- Items from a figure collection
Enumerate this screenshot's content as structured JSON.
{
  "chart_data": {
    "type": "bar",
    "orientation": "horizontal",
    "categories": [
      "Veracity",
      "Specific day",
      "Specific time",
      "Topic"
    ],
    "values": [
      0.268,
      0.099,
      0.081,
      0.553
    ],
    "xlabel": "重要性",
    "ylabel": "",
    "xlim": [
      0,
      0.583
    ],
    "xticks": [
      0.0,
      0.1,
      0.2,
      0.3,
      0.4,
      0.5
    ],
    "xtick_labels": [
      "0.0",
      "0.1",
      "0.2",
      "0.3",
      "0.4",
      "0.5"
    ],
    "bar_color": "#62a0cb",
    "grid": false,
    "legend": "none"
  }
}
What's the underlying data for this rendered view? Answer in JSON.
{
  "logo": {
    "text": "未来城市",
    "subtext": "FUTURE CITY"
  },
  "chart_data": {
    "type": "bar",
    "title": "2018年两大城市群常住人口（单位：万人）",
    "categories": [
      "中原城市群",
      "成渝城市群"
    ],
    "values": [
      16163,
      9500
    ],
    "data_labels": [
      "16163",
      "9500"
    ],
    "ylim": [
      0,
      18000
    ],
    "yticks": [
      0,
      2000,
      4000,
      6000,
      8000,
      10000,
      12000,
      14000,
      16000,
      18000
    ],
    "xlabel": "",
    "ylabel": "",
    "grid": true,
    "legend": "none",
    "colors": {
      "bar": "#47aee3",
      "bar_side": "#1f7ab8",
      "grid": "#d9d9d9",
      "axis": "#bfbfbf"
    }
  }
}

- REQUEST
Transcribe the whole listing with nothing added or left out.

- WRITTEN RESPONSE
Enumerate this screenshot's content as structured JSON.
{
  "chart_data": {
    "type": "bar",
    "orientation": "horizontal",
    "categories": [
      "Veracity",
      "Specific day",
      "Specific time",
      "Topic"
    ],
    "values": [
      0.268,
      0.099,
      0.081,
      0.553
    ],
    "xlabel": "重要性",
    "ylabel": "",
    "xlim": [
      0,
      0.583
    ],
    "xticks": [
      0.0,
      0.1,
      0.2,
      0.3,
      0.4,
      0.5
    ],
    "xtick_labels": [
      "0.0",
      "0.1",
      "0.2",
      "0.3",
      "0.4",
      "0.5"
    ],
    "bar_color": "#62a0cb",
    "grid": false,
    "legend": "none"
  }
}
What's the underlying data for this rendered view? Answer in JSON.
{
  "logo": {
    "text": "未来城市",
    "subtext": "FUTURE CITY"
  },
  "chart_data": {
    "type": "bar",
    "title": "2018年两大城市群常住人口（单位：万人）",
    "categories": [
      "中原城市群",
      "成渝城市群"
    ],
    "values": [
      16163,
      9500
    ],
    "data_labels": [
      "16163",
      "9500"
    ],
    "ylim": [
      0,
      18000
    ],
    "yticks": [
      0,
      2000,
      4000,
      6000,
      8000,
      10000,
      12000,
      14000,
      16000,
      18000
    ],
    "xlabel": "",
    "ylabel": "",
    "grid": true,
    "legend": "none",
    "colors": {
      "bar": "#47aee3",
      "bar_side": "#1f7ab8",
      "grid": "#d9d9d9",
      "axis": "#bfbfbf"
    }
  }
}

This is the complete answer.